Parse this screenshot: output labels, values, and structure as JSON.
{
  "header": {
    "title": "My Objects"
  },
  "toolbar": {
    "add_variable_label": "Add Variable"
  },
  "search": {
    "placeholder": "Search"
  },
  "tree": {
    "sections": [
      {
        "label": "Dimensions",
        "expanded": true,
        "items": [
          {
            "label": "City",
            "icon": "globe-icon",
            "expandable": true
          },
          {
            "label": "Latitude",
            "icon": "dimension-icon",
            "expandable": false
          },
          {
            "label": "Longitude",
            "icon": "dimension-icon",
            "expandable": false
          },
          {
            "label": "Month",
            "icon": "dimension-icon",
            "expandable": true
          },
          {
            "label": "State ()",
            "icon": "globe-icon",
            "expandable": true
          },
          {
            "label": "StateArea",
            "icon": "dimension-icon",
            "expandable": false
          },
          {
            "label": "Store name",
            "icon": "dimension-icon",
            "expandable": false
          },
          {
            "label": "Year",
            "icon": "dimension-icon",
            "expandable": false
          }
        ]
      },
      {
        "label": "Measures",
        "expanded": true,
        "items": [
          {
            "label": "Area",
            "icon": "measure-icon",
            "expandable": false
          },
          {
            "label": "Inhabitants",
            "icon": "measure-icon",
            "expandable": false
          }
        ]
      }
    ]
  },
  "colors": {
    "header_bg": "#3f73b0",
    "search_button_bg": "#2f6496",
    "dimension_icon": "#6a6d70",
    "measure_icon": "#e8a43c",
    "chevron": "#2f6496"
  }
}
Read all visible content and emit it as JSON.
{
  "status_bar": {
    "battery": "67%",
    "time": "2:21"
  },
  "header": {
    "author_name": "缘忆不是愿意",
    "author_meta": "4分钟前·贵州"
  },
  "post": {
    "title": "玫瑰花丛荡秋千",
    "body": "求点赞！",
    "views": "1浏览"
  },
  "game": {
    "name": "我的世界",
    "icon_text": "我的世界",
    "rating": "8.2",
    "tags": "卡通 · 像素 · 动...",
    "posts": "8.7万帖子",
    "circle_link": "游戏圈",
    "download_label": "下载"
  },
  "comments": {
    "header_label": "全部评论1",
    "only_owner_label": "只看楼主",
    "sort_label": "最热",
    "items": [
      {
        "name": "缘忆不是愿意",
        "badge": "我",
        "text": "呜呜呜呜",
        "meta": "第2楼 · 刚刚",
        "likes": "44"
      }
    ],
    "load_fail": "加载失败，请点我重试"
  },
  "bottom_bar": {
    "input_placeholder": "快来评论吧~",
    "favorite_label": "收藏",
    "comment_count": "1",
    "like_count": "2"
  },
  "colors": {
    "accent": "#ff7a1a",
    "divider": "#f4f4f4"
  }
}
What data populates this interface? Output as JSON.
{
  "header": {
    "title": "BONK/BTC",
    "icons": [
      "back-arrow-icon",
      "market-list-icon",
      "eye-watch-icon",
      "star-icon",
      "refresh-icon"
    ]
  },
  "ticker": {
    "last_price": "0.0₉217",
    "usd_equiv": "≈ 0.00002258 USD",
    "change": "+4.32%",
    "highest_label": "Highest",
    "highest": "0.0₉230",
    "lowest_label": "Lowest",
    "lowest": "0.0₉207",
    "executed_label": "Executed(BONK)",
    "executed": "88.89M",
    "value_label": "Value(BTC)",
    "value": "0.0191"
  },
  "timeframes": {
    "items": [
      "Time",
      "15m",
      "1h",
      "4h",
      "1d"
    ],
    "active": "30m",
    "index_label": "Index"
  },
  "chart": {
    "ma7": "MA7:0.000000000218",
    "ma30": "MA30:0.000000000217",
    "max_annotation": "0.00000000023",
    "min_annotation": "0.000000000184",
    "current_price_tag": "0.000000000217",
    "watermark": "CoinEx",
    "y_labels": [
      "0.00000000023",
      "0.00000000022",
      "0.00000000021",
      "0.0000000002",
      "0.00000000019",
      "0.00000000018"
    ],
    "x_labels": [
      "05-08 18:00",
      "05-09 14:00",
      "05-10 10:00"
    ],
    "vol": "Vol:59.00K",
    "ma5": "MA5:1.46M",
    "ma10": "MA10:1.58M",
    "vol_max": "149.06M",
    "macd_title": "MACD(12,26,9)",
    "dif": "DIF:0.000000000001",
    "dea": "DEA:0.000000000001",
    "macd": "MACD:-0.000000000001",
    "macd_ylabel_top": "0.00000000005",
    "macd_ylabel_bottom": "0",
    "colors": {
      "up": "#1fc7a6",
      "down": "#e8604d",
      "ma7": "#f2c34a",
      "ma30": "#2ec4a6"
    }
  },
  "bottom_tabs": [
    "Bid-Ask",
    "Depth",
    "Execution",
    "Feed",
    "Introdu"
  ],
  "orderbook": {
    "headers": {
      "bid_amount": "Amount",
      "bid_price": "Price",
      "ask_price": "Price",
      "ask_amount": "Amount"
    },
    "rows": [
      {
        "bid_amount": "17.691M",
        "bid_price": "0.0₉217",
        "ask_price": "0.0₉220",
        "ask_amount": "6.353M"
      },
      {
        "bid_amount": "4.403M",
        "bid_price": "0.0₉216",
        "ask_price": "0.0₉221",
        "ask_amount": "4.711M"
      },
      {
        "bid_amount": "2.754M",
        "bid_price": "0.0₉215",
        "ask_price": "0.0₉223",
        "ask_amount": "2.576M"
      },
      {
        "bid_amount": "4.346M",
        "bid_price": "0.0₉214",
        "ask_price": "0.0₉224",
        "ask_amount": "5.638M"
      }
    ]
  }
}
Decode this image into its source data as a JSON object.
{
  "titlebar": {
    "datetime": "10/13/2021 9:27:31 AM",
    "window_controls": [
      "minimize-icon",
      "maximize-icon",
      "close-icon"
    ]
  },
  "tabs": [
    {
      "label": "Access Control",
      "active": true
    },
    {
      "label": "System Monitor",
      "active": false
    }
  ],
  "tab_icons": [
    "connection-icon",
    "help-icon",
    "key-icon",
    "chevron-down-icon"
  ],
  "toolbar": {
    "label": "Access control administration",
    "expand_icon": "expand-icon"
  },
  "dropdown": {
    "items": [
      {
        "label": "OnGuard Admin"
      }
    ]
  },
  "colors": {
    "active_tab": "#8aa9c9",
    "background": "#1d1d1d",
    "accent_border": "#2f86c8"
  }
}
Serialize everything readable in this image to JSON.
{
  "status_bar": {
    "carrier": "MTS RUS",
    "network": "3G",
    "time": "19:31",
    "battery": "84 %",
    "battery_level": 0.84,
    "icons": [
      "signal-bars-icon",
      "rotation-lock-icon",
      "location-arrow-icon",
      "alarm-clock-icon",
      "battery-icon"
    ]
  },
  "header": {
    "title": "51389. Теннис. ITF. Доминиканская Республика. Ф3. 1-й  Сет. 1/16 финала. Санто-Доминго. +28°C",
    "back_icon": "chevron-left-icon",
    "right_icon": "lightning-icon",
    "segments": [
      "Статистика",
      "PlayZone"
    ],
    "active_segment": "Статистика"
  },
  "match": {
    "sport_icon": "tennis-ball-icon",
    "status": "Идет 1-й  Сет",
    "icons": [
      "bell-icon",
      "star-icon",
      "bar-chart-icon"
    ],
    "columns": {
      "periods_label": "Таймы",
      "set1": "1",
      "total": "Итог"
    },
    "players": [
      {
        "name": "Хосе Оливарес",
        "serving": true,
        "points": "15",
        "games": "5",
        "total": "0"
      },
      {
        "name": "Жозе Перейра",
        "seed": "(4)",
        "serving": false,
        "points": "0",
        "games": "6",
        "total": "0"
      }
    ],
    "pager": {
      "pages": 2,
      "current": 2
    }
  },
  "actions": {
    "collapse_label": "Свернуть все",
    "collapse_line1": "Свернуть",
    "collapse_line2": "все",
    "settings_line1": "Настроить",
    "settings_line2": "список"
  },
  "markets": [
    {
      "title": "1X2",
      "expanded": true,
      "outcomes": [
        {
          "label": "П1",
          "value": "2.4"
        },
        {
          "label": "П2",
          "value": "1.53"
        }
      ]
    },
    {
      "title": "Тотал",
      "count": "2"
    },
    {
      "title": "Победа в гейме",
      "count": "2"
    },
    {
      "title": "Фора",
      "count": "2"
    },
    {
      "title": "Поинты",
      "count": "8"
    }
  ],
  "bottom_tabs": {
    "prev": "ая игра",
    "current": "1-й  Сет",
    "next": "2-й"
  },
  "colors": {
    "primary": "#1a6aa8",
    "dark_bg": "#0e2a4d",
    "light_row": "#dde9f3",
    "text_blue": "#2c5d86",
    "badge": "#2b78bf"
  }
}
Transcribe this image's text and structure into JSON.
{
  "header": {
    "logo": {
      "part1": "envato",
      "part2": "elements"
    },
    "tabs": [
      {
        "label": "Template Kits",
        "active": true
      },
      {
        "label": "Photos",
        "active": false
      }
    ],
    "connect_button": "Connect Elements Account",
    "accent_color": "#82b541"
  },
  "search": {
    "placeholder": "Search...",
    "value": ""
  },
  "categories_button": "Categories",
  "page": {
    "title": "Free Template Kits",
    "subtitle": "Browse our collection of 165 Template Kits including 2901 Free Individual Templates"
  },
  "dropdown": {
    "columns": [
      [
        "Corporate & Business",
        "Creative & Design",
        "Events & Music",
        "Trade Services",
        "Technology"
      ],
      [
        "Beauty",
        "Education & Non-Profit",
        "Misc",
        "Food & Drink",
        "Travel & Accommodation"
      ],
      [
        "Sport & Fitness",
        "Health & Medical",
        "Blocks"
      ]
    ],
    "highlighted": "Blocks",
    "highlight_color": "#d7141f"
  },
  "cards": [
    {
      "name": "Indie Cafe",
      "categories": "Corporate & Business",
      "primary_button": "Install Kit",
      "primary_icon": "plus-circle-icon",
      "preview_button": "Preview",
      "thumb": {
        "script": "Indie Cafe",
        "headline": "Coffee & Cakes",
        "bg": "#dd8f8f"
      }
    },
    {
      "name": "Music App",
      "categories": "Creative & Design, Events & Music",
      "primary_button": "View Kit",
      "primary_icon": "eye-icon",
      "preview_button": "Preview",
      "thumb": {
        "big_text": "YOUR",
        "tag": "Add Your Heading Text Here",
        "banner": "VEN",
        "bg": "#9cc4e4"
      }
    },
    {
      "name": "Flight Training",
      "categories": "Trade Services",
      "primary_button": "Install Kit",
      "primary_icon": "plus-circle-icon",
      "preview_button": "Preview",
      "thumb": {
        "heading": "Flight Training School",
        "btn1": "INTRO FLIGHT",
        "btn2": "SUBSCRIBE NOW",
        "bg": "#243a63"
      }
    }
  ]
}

——————————

Which lines contain "Creative"? Copy each of them out.

> **Reply to the task**
        "Creative & Design",
      "categories": "Creative & Design, Events & Music",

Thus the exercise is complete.